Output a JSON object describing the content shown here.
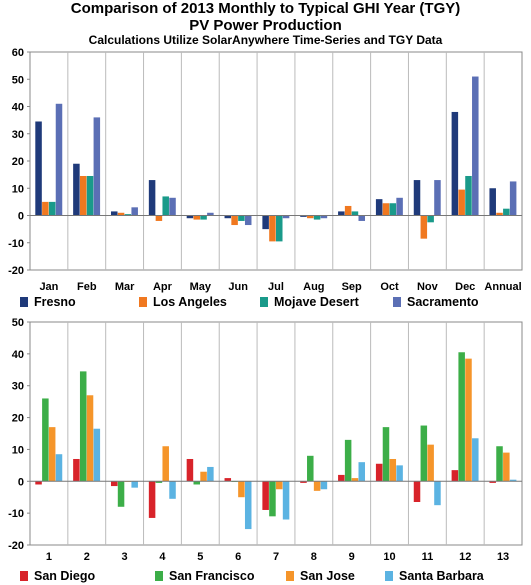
{
  "header": {
    "title_line1": "Comparison of 2013 Monthly to  Typical GHI Year (TGY)",
    "title_line2": "PV Power Production",
    "subtitle": "Calculations Utilize SolarAnywhere Time-Series and TGY Data"
  },
  "chart_data": [
    {
      "type": "bar",
      "categories": [
        "Jan",
        "Feb",
        "Mar",
        "Apr",
        "May",
        "Jun",
        "Jul",
        "Aug",
        "Sep",
        "Oct",
        "Nov",
        "Dec",
        "Annual"
      ],
      "ylim": [
        -20,
        60
      ],
      "yticks": [
        -20,
        -10,
        0,
        10,
        20,
        30,
        40,
        50,
        60
      ],
      "grid": "vertical separators",
      "legend": "bottom",
      "series": [
        {
          "name": "Fresno",
          "color": "#1f3a7a",
          "values": [
            34.5,
            19,
            1.5,
            13,
            -1,
            -1,
            -5,
            -0.5,
            1.5,
            6,
            13,
            38,
            10
          ]
        },
        {
          "name": "Los Angeles",
          "color": "#f07820",
          "values": [
            5,
            14.5,
            1,
            -2,
            -1.5,
            -3.5,
            -9.5,
            -1,
            3.5,
            4.5,
            -8.5,
            9.5,
            1
          ]
        },
        {
          "name": "Mojave Desert",
          "color": "#1a9a8a",
          "values": [
            5,
            14.5,
            0.5,
            7,
            -1.5,
            -2,
            -9.5,
            -1.5,
            1.5,
            4.5,
            -2.5,
            14.5,
            2.5
          ]
        },
        {
          "name": "Sacramento",
          "color": "#5b6fb5",
          "values": [
            41,
            36,
            3,
            6.5,
            1,
            -3.5,
            -1,
            -1,
            -2,
            6.5,
            13,
            51,
            12.5
          ]
        }
      ]
    },
    {
      "type": "bar",
      "categories": [
        "1",
        "2",
        "3",
        "4",
        "5",
        "6",
        "7",
        "8",
        "9",
        "10",
        "11",
        "12",
        "13"
      ],
      "ylim": [
        -20,
        50
      ],
      "yticks": [
        -20,
        -10,
        0,
        10,
        20,
        30,
        40,
        50
      ],
      "grid": "vertical separators",
      "legend": "bottom",
      "series": [
        {
          "name": "San Diego",
          "color": "#d8232a",
          "values": [
            -1,
            7,
            -1.5,
            -11.5,
            7,
            1,
            -9,
            -0.5,
            2,
            5.5,
            -6.5,
            3.5,
            -0.5
          ]
        },
        {
          "name": "San Francisco",
          "color": "#3cae48",
          "values": [
            26,
            34.5,
            -8,
            -0.5,
            -1,
            0,
            -11,
            8,
            13,
            17,
            17.5,
            40.5,
            11
          ]
        },
        {
          "name": "San Jose",
          "color": "#f5952a",
          "values": [
            17,
            27,
            0,
            11,
            3,
            -5,
            -2.5,
            -3,
            1,
            7,
            11.5,
            38.5,
            9
          ]
        },
        {
          "name": "Santa Barbara",
          "color": "#5bb3e2",
          "values": [
            8.5,
            16.5,
            -2,
            -5.5,
            4.5,
            -15,
            -12,
            -2.5,
            6,
            5,
            -7.5,
            13.5,
            0.5
          ]
        }
      ]
    }
  ]
}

----------

(Task directions): From the records above, pull out each line that has "name".

(Worked solution):
          "name": "Fresno",
          "name": "Los Angeles",
          "name": "Mojave Desert",
          "name": "Sacramento",
          "name": "San Diego",
          "name": "San Francisco",
          "name": "San Jose",
          "name": "Santa Barbara",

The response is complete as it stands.